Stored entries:
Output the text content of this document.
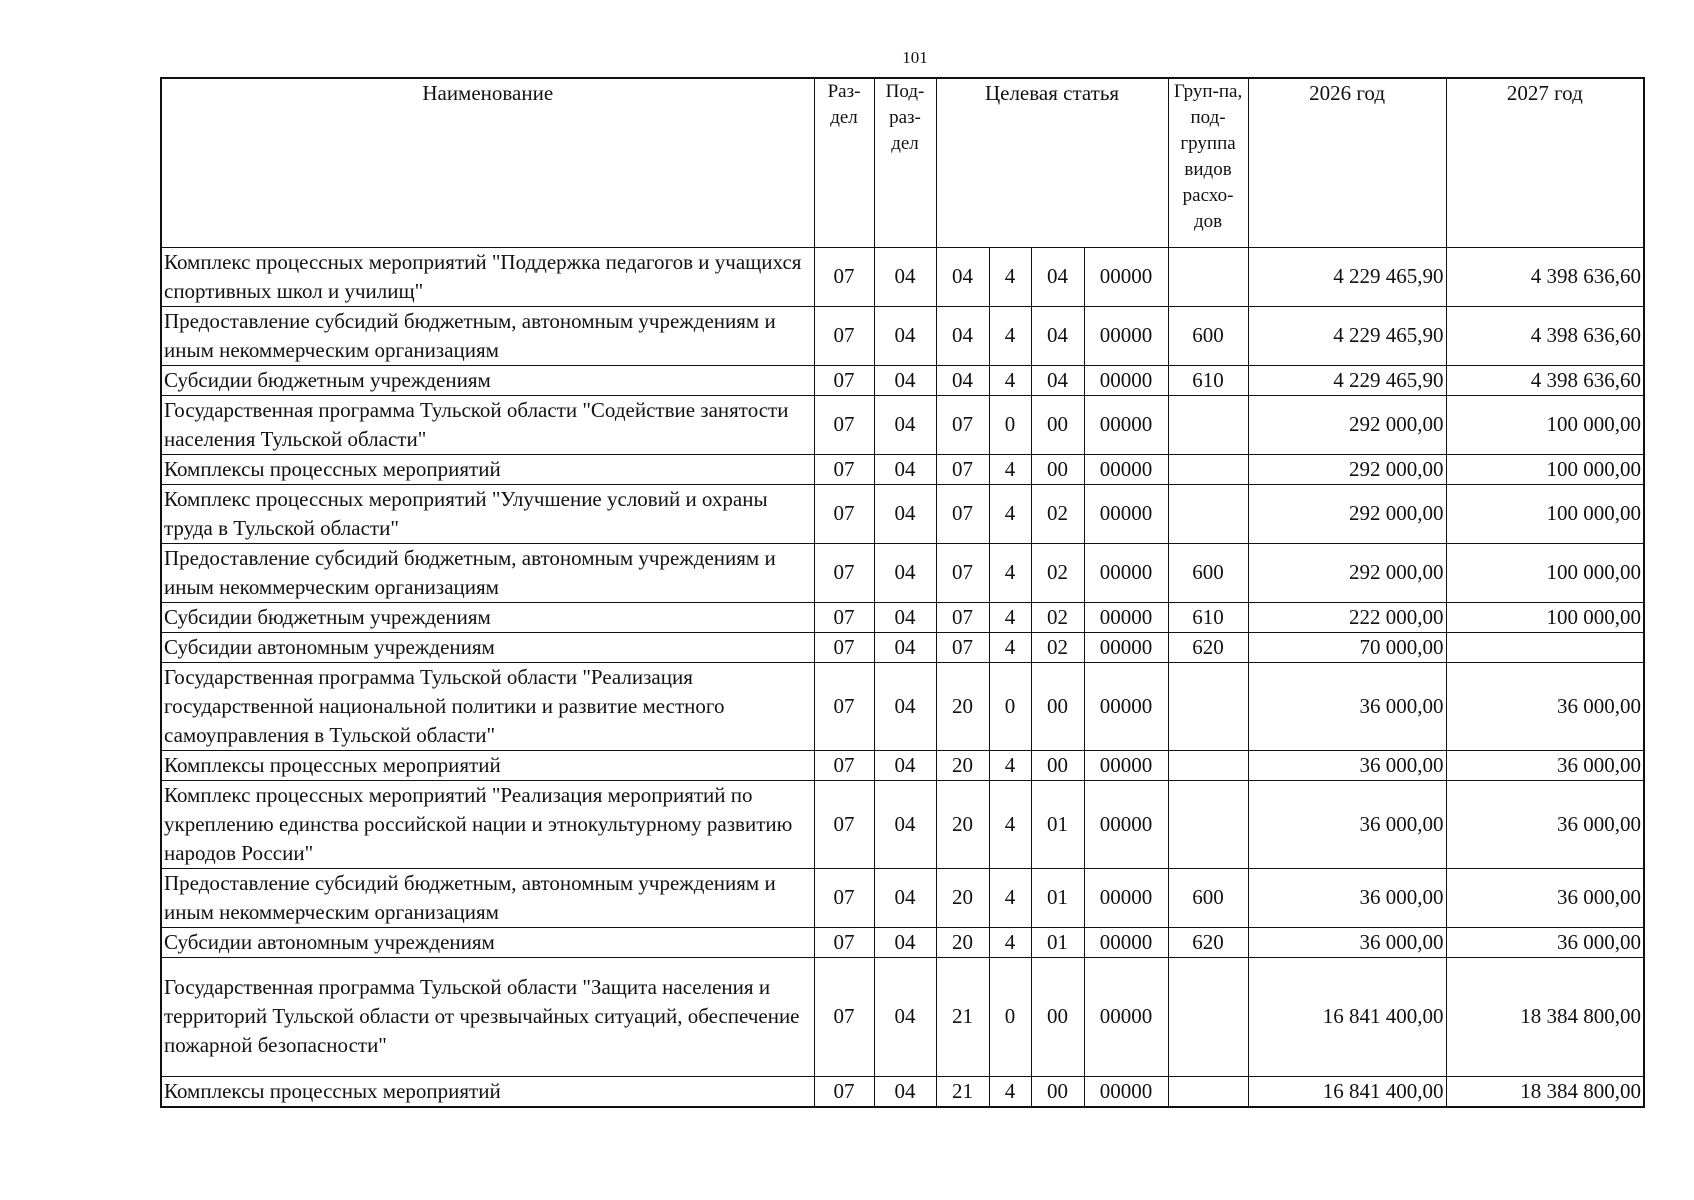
101
Наименование	Раз-дел	Под-раз-дел	Целевая статья				Груп-па, под-группа видов расхо-дов	2026 год	2027 год
Комплекс процессных мероприятий "Поддержка педагогов и учащихся спортивных школ и училищ"	07	04	04	4	04	00000		4 229 465,90	4 398 636,60
Предоставление субсидий бюджетным, автономным учреждениям и иным некоммерческим организациям	07	04	04	4	04	00000	600	4 229 465,90	4 398 636,60
Субсидии бюджетным учреждениям	07	04	04	4	04	00000	610	4 229 465,90	4 398 636,60
Государственная программа Тульской области "Содействие занятости населения Тульской области"	07	04	07	0	00	00000		292 000,00	100 000,00
Комплексы процессных мероприятий	07	04	07	4	00	00000		292 000,00	100 000,00
Комплекс процессных мероприятий "Улучшение условий и охраны труда в Тульской области"	07	04	07	4	02	00000		292 000,00	100 000,00
Предоставление субсидий бюджетным, автономным учреждениям и иным некоммерческим организациям	07	04	07	4	02	00000	600	292 000,00	100 000,00
Субсидии бюджетным учреждениям	07	04	07	4	02	00000	610	222 000,00	100 000,00
Субсидии автономным учреждениям	07	04	07	4	02	00000	620	70 000,00	
Государственная программа Тульской области "Реализация государственной национальной политики и развитие местного самоуправления в Тульской области"	07	04	20	0	00	00000		36 000,00	36 000,00
Комплексы процессных мероприятий	07	04	20	4	00	00000		36 000,00	36 000,00
Комплекс процессных мероприятий "Реализация мероприятий по укреплению единства российской нации и этнокультурному развитию народов России"	07	04	20	4	01	00000		36 000,00	36 000,00
Предоставление субсидий бюджетным, автономным учреждениям и иным некоммерческим организациям	07	04	20	4	01	00000	600	36 000,00	36 000,00
Субсидии автономным учреждениям	07	04	20	4	01	00000	620	36 000,00	36 000,00
Государственная программа Тульской области "Защита населения и территорий Тульской области от чрезвычайных ситуаций, обеспечение пожарной безопасности"	07	04	21	0	00	00000		16 841 400,00	18 384 800,00
Комплексы процессных мероприятий	07	04	21	4	00	00000		16 841 400,00	18 384 800,00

Requirement:
Filter the data, keeping only the lines that contain "мероприятий".

Output of the exercise:
Комплекс процессных мероприятий "Поддержка педагогов и учащихся спортивных школ и училищ"	07	04	04	4	04	00000		4 229 465,90	4 398 636,60
Комплексы процессных мероприятий	07	04	07	4	00	00000		292 000,00	100 000,00
Комплекс процессных мероприятий "Улучшение условий и охраны труда в Тульской области"	07	04	07	4	02	00000		292 000,00	100 000,00
Комплексы процессных мероприятий	07	04	20	4	00	00000		36 000,00	36 000,00
Комплекс процессных мероприятий "Реализация мероприятий по укреплению единства российской нации и этнокультурному развитию народов России"	07	04	20	4	01	00000		36 000,00	36 000,00
Комплексы процессных мероприятий	07	04	21	4	00	00000		16 841 400,00	18 384 800,00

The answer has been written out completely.